- YOUR INSTRUCTIONS
Identify, in the records below, every line where the string "الفرد" appears, and copy each such line.

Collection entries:
-- start --

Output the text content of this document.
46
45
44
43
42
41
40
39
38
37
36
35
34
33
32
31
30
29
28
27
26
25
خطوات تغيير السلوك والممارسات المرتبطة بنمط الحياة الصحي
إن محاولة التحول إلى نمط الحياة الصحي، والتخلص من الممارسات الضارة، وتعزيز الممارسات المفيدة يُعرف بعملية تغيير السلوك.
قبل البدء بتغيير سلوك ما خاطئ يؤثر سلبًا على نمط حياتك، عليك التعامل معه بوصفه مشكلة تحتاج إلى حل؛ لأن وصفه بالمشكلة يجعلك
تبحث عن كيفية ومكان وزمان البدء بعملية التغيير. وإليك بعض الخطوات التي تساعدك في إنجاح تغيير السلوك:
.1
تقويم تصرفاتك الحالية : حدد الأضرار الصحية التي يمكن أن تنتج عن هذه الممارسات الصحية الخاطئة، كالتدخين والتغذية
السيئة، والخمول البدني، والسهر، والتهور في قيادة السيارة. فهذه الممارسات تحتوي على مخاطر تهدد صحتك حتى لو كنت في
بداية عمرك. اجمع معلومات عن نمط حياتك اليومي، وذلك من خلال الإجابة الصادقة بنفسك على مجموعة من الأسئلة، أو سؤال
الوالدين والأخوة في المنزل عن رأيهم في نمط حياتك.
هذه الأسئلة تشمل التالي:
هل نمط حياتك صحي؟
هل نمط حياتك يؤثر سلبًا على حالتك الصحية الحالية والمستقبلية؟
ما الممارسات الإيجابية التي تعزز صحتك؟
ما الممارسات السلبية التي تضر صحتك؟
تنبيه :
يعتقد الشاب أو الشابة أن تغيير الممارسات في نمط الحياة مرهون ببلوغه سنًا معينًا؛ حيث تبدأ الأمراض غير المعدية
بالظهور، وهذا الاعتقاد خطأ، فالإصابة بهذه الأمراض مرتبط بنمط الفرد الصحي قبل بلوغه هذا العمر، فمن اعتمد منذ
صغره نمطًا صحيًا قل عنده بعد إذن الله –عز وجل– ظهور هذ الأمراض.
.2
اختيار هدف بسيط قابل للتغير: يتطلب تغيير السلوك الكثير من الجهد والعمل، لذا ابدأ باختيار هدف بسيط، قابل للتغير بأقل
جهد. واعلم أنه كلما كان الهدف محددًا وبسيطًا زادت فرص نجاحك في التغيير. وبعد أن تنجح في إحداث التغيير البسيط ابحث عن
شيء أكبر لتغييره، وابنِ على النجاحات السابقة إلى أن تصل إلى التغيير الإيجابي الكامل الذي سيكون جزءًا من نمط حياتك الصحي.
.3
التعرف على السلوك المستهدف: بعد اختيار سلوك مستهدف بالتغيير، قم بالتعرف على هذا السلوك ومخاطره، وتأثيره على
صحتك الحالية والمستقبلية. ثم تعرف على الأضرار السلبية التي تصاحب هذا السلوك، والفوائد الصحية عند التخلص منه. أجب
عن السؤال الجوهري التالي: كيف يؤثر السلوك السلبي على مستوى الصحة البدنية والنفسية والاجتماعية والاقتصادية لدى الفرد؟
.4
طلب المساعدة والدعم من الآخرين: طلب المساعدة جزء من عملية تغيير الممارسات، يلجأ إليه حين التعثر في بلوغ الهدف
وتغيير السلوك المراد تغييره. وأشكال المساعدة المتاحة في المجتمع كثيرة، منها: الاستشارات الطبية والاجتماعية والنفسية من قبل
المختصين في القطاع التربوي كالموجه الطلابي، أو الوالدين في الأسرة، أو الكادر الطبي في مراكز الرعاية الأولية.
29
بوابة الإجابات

-- end --

- REPLY TO THE TASK
بالظهور، وهذا الاعتقاد خطأ، فالإصابة بهذه الأمراض مرتبط بنمط الفرد الصحي قبل بلوغه هذا العمر، فمن اعتمد منذ
عن السؤال الجوهري التالي: كيف يؤثر السلوك السلبي على مستوى الصحة البدنية والنفسية والاجتماعية والاقتصادية لدى الفرد؟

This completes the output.